What you should do: Count every line that includes the string "SAGE" in the entries that follow. Nothing besides the number is needed.

◇ ◇ ◇

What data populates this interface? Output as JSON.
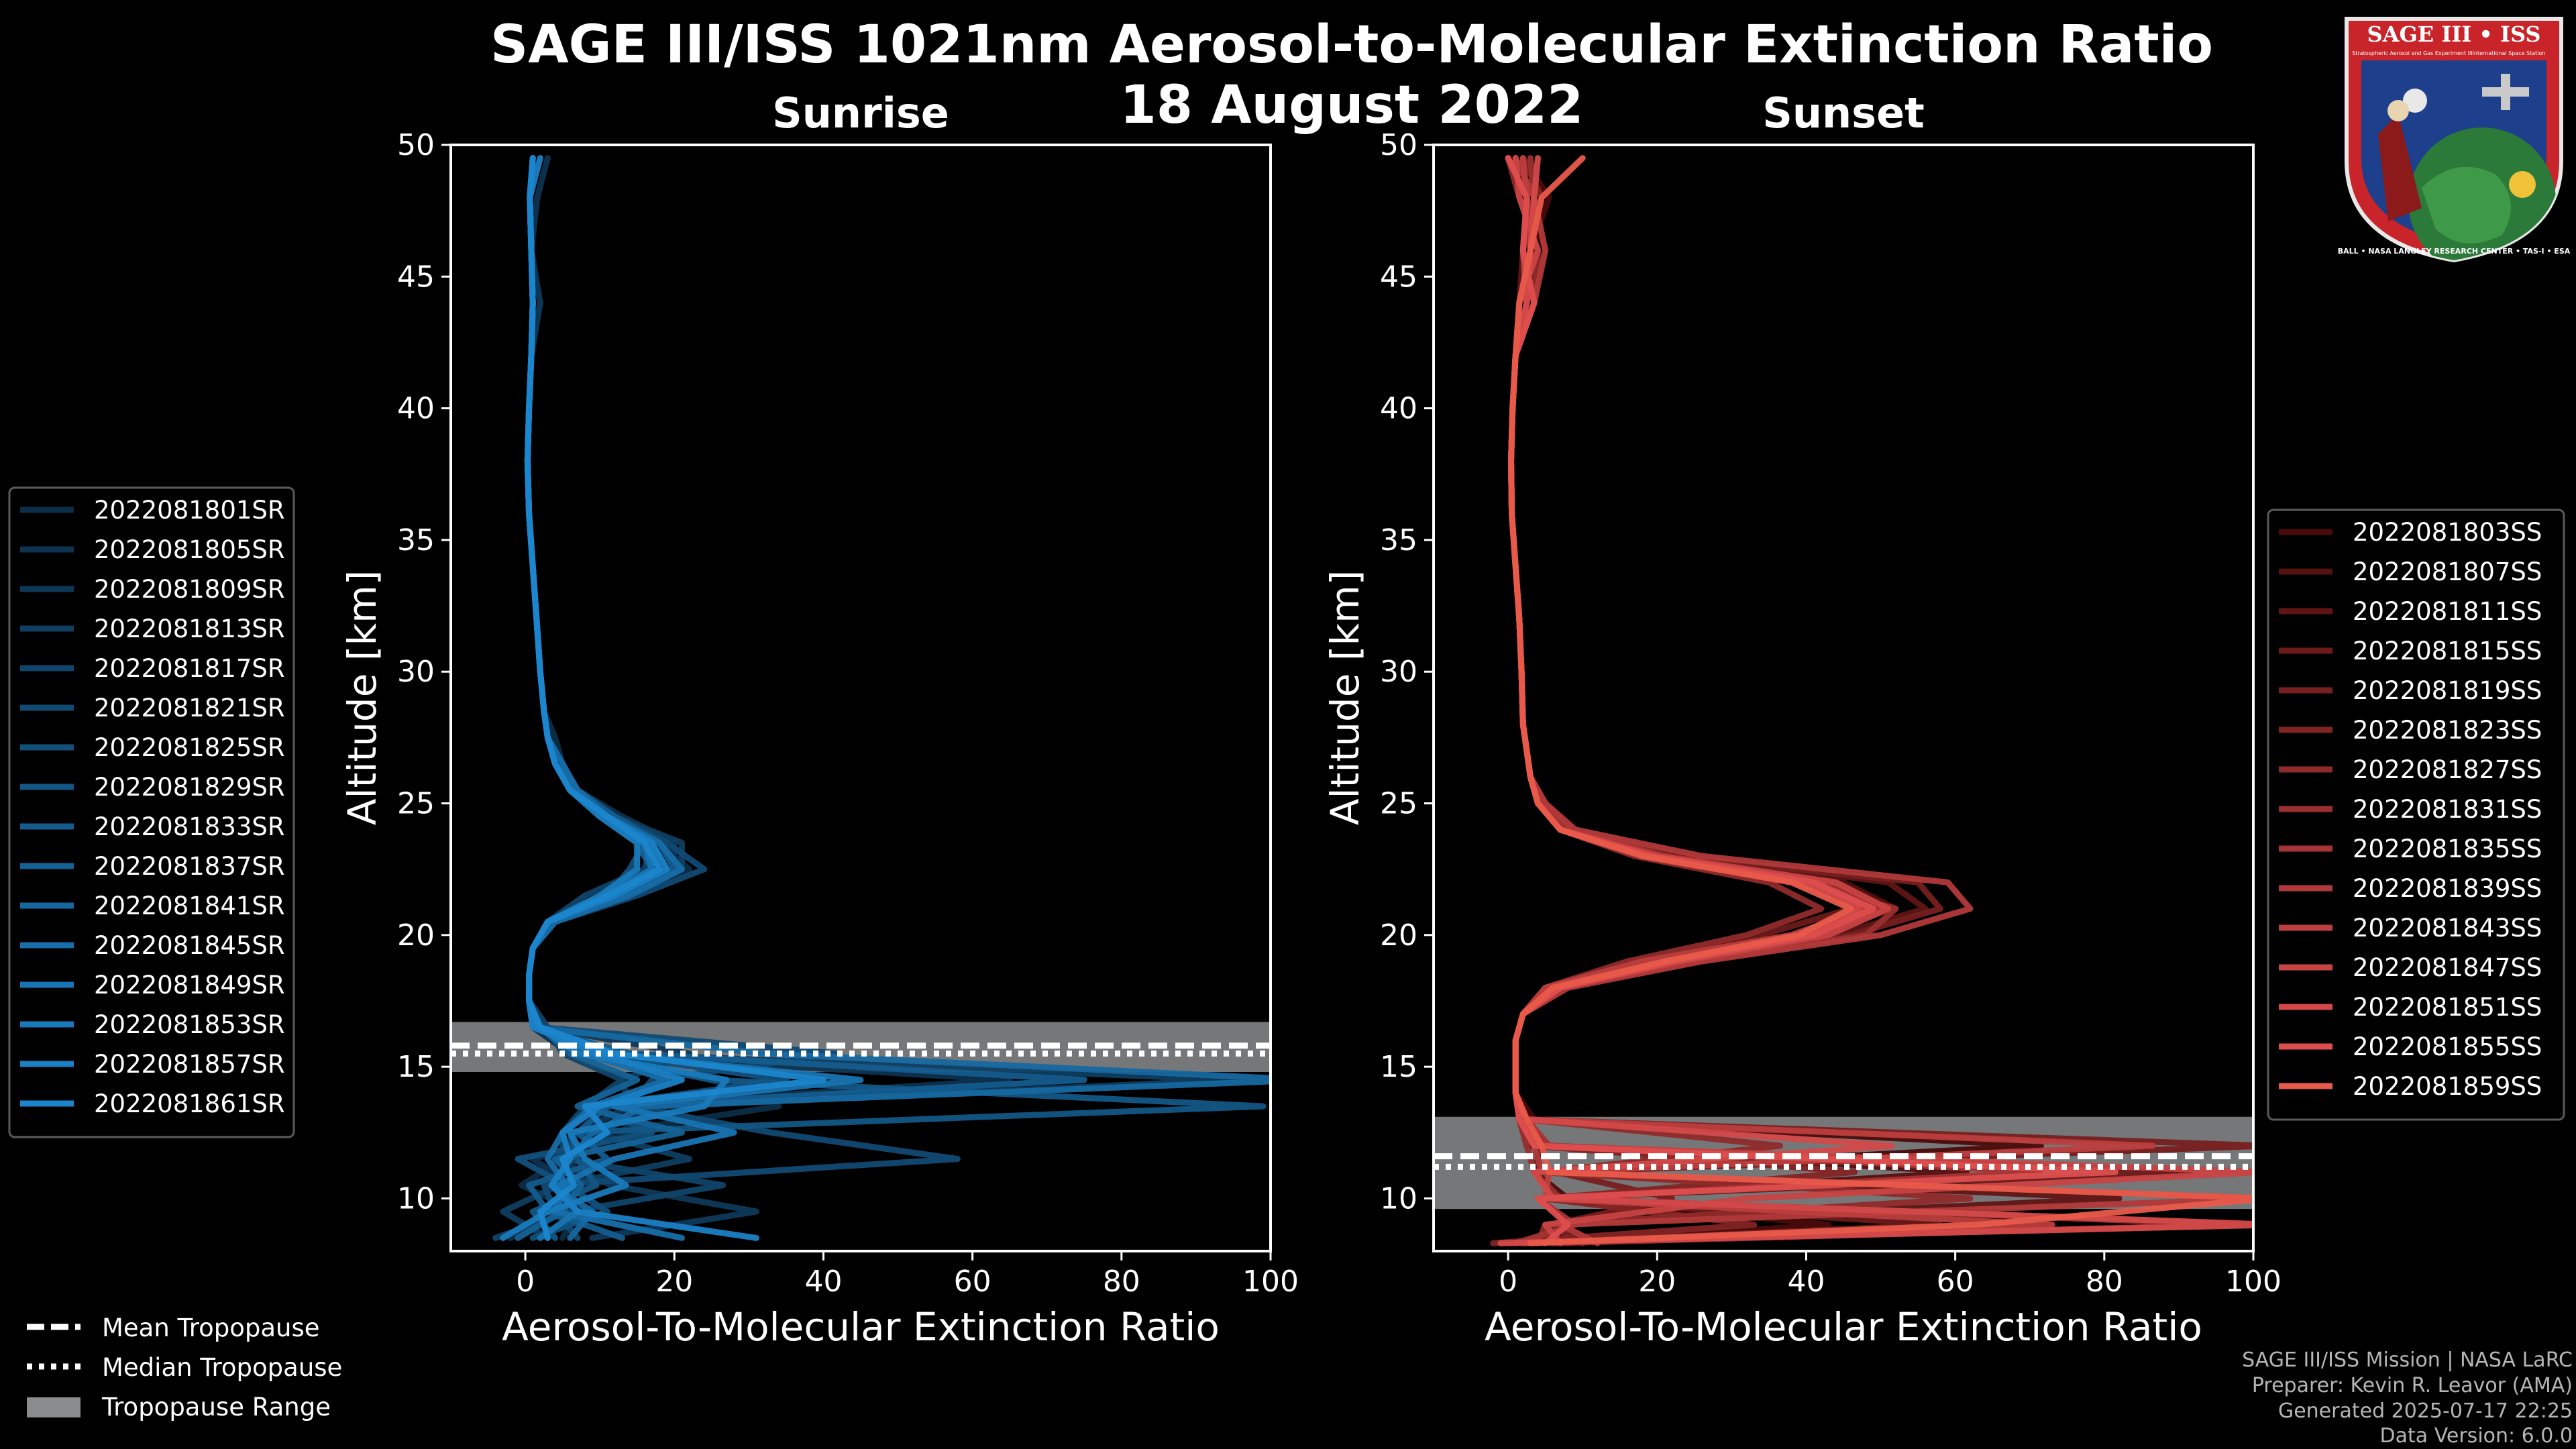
{
  "figure": {
    "title_line1": "SAGE III/ISS 1021nm Aerosol-to-Molecular Extinction Ratio",
    "title_line2": "18 August 2022"
  },
  "logo": {
    "name": "SAGE III • ISS",
    "subtitle_left": "Stratospheric Aerosol and Gas Experiment III",
    "subtitle_right": "International Space Station",
    "ring_text": "BALL • NASA LANGLEY RESEARCH CENTER • TAS-I • ESA"
  },
  "credits": {
    "line1": "SAGE III/ISS Mission | NASA LaRC",
    "line2": "Preparer: Kevin R. Leavor (AMA)",
    "line3": "Generated 2025-07-17 22:25",
    "line4": "Data Version: 6.0.0"
  },
  "tropopause_legend": [
    {
      "label": "Mean Tropopause",
      "style": "dashed"
    },
    {
      "label": "Median Tropopause",
      "style": "dotted"
    },
    {
      "label": "Tropopause Range",
      "style": "patch"
    }
  ],
  "colors": {
    "background": "#000000",
    "sunrise_base": "#1a8fd6",
    "sunset_base": "#e45a4a",
    "tropopause_band": "#8a8c8e",
    "axis": "#ffffff"
  },
  "chart_data": [
    {
      "type": "line",
      "title": "Sunrise",
      "xlabel": "Aerosol-To-Molecular Extinction Ratio",
      "ylabel": "Altitude [km]",
      "xlim": [
        -10,
        100
      ],
      "ylim": [
        8,
        50
      ],
      "xticks": [
        0,
        20,
        40,
        60,
        80,
        100
      ],
      "yticks": [
        10,
        15,
        20,
        25,
        30,
        35,
        40,
        45,
        50
      ],
      "legend_position": "left",
      "tropopause": {
        "mean": 15.8,
        "median": 15.5,
        "range": [
          14.8,
          16.7
        ]
      },
      "series_names": [
        "2022081801SR",
        "2022081805SR",
        "2022081809SR",
        "2022081813SR",
        "2022081817SR",
        "2022081821SR",
        "2022081825SR",
        "2022081829SR",
        "2022081833SR",
        "2022081837SR",
        "2022081841SR",
        "2022081845SR",
        "2022081849SR",
        "2022081853SR",
        "2022081857SR",
        "2022081861SR"
      ],
      "series_colors": [
        "#0c2d47",
        "#0d3350",
        "#0e3858",
        "#0f3e61",
        "#10446a",
        "#114a73",
        "#12507c",
        "#135685",
        "#145c8e",
        "#156297",
        "#1668a0",
        "#176ea9",
        "#1874b2",
        "#197abb",
        "#1a80c4",
        "#1b86cd"
      ],
      "altitudes": [
        8.5,
        9.5,
        10.5,
        11.5,
        12.5,
        13.5,
        14.5,
        15.5,
        16.5,
        17.5,
        18.5,
        19.5,
        20.5,
        21.5,
        22.5,
        23.5,
        24.5,
        25.5,
        26.5,
        27.5,
        28.5,
        30,
        32,
        34,
        36,
        38,
        40,
        42,
        44,
        46,
        48,
        49.5
      ],
      "base_profile": [
        1,
        1,
        1.5,
        2,
        3,
        4,
        5,
        2,
        1,
        0.5,
        0.5,
        1,
        3,
        10,
        16,
        15,
        10,
        6,
        4,
        3,
        2.5,
        2,
        1.5,
        1,
        0.5,
        0.3,
        0.5,
        0.8,
        1,
        0.8,
        0.6,
        1
      ],
      "series_offsets": [
        [
          4,
          6,
          -2,
          3,
          8,
          30,
          20,
          5,
          1,
          0,
          0,
          0,
          1,
          4,
          6,
          3,
          2,
          1,
          1,
          1,
          0,
          0,
          0,
          0,
          0,
          0,
          0,
          0,
          0,
          0,
          0,
          0
        ],
        [
          -3,
          2,
          5,
          -1,
          12,
          6,
          60,
          4,
          0,
          0,
          0,
          0,
          0,
          2,
          4,
          5,
          3,
          1,
          0,
          0,
          0,
          0,
          0,
          0,
          0,
          0,
          0,
          0,
          0,
          0,
          1,
          2
        ],
        [
          8,
          30,
          10,
          2,
          4,
          10,
          8,
          20,
          1,
          0,
          0,
          0,
          1,
          3,
          2,
          1,
          1,
          1,
          1,
          0,
          0,
          0,
          0,
          0,
          0,
          0,
          0,
          0,
          1,
          0,
          0,
          0
        ],
        [
          2,
          -4,
          3,
          20,
          6,
          15,
          90,
          10,
          0,
          0,
          0,
          0,
          0,
          1,
          5,
          6,
          2,
          0,
          0,
          0,
          0,
          0,
          0,
          0,
          0,
          0,
          0,
          0,
          0,
          0,
          0,
          0
        ],
        [
          -5,
          5,
          25,
          3,
          2,
          4,
          8,
          3,
          2,
          0,
          0,
          0,
          0,
          -2,
          0,
          2,
          1,
          0,
          0,
          0,
          0,
          0,
          0,
          0,
          0,
          0,
          0,
          0,
          0,
          0,
          0,
          0
        ],
        [
          6,
          3,
          1,
          56,
          30,
          10,
          12,
          40,
          1,
          0,
          0,
          0,
          1,
          5,
          8,
          4,
          2,
          1,
          1,
          0,
          0,
          0,
          0,
          0,
          0,
          0,
          0,
          0,
          0,
          0,
          0,
          0
        ],
        [
          0,
          10,
          4,
          -3,
          14,
          5,
          30,
          8,
          0,
          0,
          0,
          0,
          0,
          1,
          -2,
          1,
          0,
          0,
          0,
          0,
          0,
          0,
          0,
          0,
          0,
          0,
          0,
          0,
          0,
          0,
          0,
          0
        ],
        [
          3,
          0,
          8,
          5,
          3,
          95,
          20,
          6,
          1,
          0,
          0,
          0,
          0,
          2,
          3,
          2,
          1,
          0,
          0,
          0,
          0,
          0,
          0,
          0,
          0,
          0,
          0,
          0,
          0,
          0,
          0,
          0
        ],
        [
          12,
          2,
          -1,
          9,
          4,
          7,
          70,
          12,
          0,
          0,
          0,
          0,
          0,
          3,
          4,
          3,
          2,
          1,
          0,
          0,
          0,
          0,
          0,
          0,
          0,
          0,
          0,
          0,
          0,
          0,
          0,
          0
        ],
        [
          -2,
          4,
          6,
          2,
          18,
          3,
          10,
          4,
          1,
          0,
          0,
          0,
          0,
          0,
          1,
          0,
          0,
          0,
          0,
          0,
          0,
          0,
          0,
          0,
          0,
          0,
          0,
          0,
          0,
          0,
          0,
          0
        ],
        [
          5,
          8,
          2,
          4,
          6,
          12,
          100,
          30,
          0,
          0,
          0,
          0,
          0,
          2,
          2,
          2,
          1,
          0,
          0,
          0,
          0,
          0,
          0,
          0,
          0,
          0,
          0,
          0,
          0,
          0,
          0,
          0
        ],
        [
          20,
          3,
          4,
          1,
          2,
          5,
          14,
          6,
          1,
          0,
          0,
          0,
          1,
          4,
          5,
          3,
          1,
          1,
          1,
          0,
          0,
          0,
          0,
          0,
          0,
          0,
          0,
          0,
          0,
          0,
          0,
          0
        ],
        [
          1,
          6,
          3,
          10,
          25,
          8,
          40,
          9,
          0,
          0,
          0,
          0,
          0,
          1,
          1,
          1,
          0,
          0,
          0,
          0,
          0,
          0,
          0,
          0,
          0,
          0,
          0,
          0,
          0,
          0,
          0,
          0
        ],
        [
          -4,
          2,
          12,
          6,
          3,
          20,
          22,
          5,
          1,
          0,
          0,
          0,
          0,
          0,
          -1,
          0,
          0,
          0,
          0,
          0,
          0,
          0,
          0,
          0,
          0,
          0,
          0,
          0,
          0,
          0,
          0,
          0
        ],
        [
          30,
          6,
          2,
          4,
          2,
          6,
          16,
          8,
          0,
          0,
          0,
          0,
          0,
          2,
          3,
          2,
          1,
          0,
          0,
          0,
          0,
          0,
          0,
          0,
          0,
          0,
          0,
          0,
          0,
          0,
          0,
          1
        ],
        [
          2,
          1,
          5,
          3,
          8,
          4,
          35,
          10,
          1,
          0,
          0,
          0,
          0,
          1,
          2,
          1,
          1,
          0,
          0,
          0,
          0,
          0,
          0,
          0,
          0,
          0,
          0,
          0,
          0,
          0,
          0,
          0
        ]
      ]
    },
    {
      "type": "line",
      "title": "Sunset",
      "xlabel": "Aerosol-To-Molecular Extinction Ratio",
      "ylabel": "Altitude [km]",
      "xlim": [
        -10,
        100
      ],
      "ylim": [
        8,
        50
      ],
      "xticks": [
        0,
        20,
        40,
        60,
        80,
        100
      ],
      "yticks": [
        10,
        15,
        20,
        25,
        30,
        35,
        40,
        45,
        50
      ],
      "legend_position": "right",
      "tropopause": {
        "mean": 11.6,
        "median": 11.2,
        "range": [
          9.6,
          13.1
        ]
      },
      "series_names": [
        "2022081803SS",
        "2022081807SS",
        "2022081811SS",
        "2022081815SS",
        "2022081819SS",
        "2022081823SS",
        "2022081827SS",
        "2022081831SS",
        "2022081835SS",
        "2022081839SS",
        "2022081843SS",
        "2022081847SS",
        "2022081851SS",
        "2022081855SS",
        "2022081859SS"
      ],
      "series_colors": [
        "#4a0b0b",
        "#551010",
        "#601515",
        "#6c1a1a",
        "#771f1f",
        "#832424",
        "#8f2a2a",
        "#9a2f2f",
        "#a63434",
        "#b13939",
        "#bc3e3e",
        "#c84343",
        "#d34949",
        "#de4e4e",
        "#e85a4a"
      ],
      "altitudes": [
        8.3,
        9,
        10,
        11,
        12,
        13,
        14,
        15,
        16,
        17,
        18,
        19,
        20,
        21,
        22,
        23,
        24,
        25,
        26,
        27,
        28,
        30,
        32,
        34,
        36,
        38,
        40,
        42,
        44,
        46,
        48,
        49.5
      ],
      "base_profile": [
        2,
        3,
        2,
        1.5,
        1.5,
        1.5,
        1,
        1,
        1,
        2,
        6,
        20,
        38,
        44,
        35,
        16,
        6,
        4,
        3,
        2.5,
        2,
        1.8,
        1.5,
        1,
        0.5,
        0.4,
        0.6,
        1,
        1.5,
        2,
        1.5,
        0
      ],
      "series_offsets": [
        [
          3,
          40,
          6,
          2,
          70,
          2,
          0,
          0,
          0,
          0,
          1,
          2,
          4,
          6,
          5,
          3,
          1,
          0,
          0,
          0,
          0,
          0,
          0,
          0,
          0,
          0,
          0,
          0,
          2,
          1,
          4,
          2
        ],
        [
          -2,
          100,
          4,
          60,
          1,
          0,
          0,
          0,
          0,
          0,
          -1,
          -2,
          2,
          8,
          10,
          4,
          2,
          1,
          0,
          0,
          0,
          0,
          0,
          0,
          0,
          0,
          0,
          0,
          1,
          3,
          1,
          0
        ],
        [
          6,
          4,
          80,
          2,
          3,
          1,
          0,
          0,
          0,
          0,
          2,
          3,
          6,
          12,
          16,
          8,
          3,
          1,
          0,
          0,
          0,
          0,
          0,
          0,
          0,
          0,
          0,
          0,
          0,
          0,
          2,
          1
        ],
        [
          0,
          55,
          2,
          90,
          4,
          0,
          0,
          0,
          0,
          0,
          0,
          -3,
          -4,
          2,
          6,
          2,
          1,
          0,
          0,
          0,
          0,
          0,
          0,
          0,
          0,
          0,
          0,
          0,
          2,
          0,
          1,
          0
        ],
        [
          8,
          3,
          20,
          5,
          100,
          1,
          0,
          0,
          0,
          0,
          1,
          4,
          8,
          14,
          20,
          6,
          2,
          1,
          0,
          0,
          0,
          0,
          0,
          0,
          0,
          0,
          0,
          0,
          1,
          2,
          0,
          1
        ],
        [
          -4,
          30,
          3,
          45,
          2,
          0,
          0,
          0,
          0,
          0,
          2,
          1,
          3,
          4,
          6,
          3,
          1,
          0,
          0,
          0,
          0,
          0,
          0,
          0,
          0,
          0,
          0,
          0,
          0,
          1,
          3,
          2
        ],
        [
          2,
          2,
          60,
          3,
          35,
          1,
          0,
          0,
          0,
          0,
          -1,
          -4,
          -6,
          -2,
          0,
          1,
          1,
          0,
          0,
          0,
          0,
          0,
          0,
          0,
          0,
          0,
          0,
          0,
          2,
          2,
          0,
          0
        ],
        [
          4,
          95,
          5,
          2,
          1,
          0,
          0,
          0,
          0,
          0,
          1,
          5,
          10,
          8,
          4,
          2,
          1,
          0,
          0,
          0,
          0,
          0,
          0,
          0,
          0,
          0,
          0,
          0,
          1,
          0,
          2,
          3
        ],
        [
          -1,
          6,
          2,
          70,
          4,
          1,
          0,
          0,
          0,
          0,
          0,
          2,
          4,
          6,
          8,
          5,
          2,
          1,
          0,
          0,
          0,
          0,
          0,
          0,
          0,
          0,
          0,
          0,
          0,
          1,
          1,
          0
        ],
        [
          10,
          4,
          100,
          3,
          2,
          0,
          0,
          0,
          0,
          0,
          2,
          6,
          12,
          18,
          24,
          10,
          3,
          1,
          0,
          0,
          0,
          0,
          0,
          0,
          0,
          0,
          0,
          0,
          2,
          3,
          2,
          1
        ],
        [
          0,
          70,
          3,
          4,
          85,
          1,
          0,
          0,
          0,
          0,
          -1,
          -2,
          0,
          4,
          6,
          3,
          1,
          0,
          0,
          0,
          0,
          0,
          0,
          0,
          0,
          0,
          0,
          0,
          1,
          0,
          1,
          2
        ],
        [
          5,
          2,
          30,
          100,
          3,
          0,
          0,
          0,
          0,
          0,
          1,
          3,
          5,
          7,
          9,
          4,
          1,
          0,
          0,
          0,
          0,
          0,
          0,
          0,
          0,
          0,
          0,
          0,
          0,
          2,
          0,
          1
        ],
        [
          -3,
          100,
          4,
          2,
          50,
          1,
          0,
          0,
          0,
          0,
          0,
          1,
          2,
          3,
          4,
          2,
          1,
          0,
          0,
          0,
          0,
          0,
          0,
          0,
          0,
          0,
          0,
          0,
          1,
          1,
          2,
          4
        ],
        [
          3,
          5,
          2,
          80,
          2,
          0,
          0,
          0,
          0,
          0,
          1,
          2,
          3,
          5,
          6,
          3,
          1,
          0,
          0,
          0,
          0,
          0,
          0,
          0,
          0,
          0,
          0,
          0,
          2,
          0,
          1,
          0
        ],
        [
          1,
          60,
          100,
          4,
          3,
          1,
          0,
          0,
          0,
          0,
          0,
          1,
          1,
          2,
          3,
          2,
          1,
          0,
          0,
          0,
          0,
          0,
          0,
          0,
          0,
          0,
          0,
          0,
          0,
          1,
          3,
          10
        ]
      ]
    }
  ]
}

◇ ◇ ◇

Full answer: 3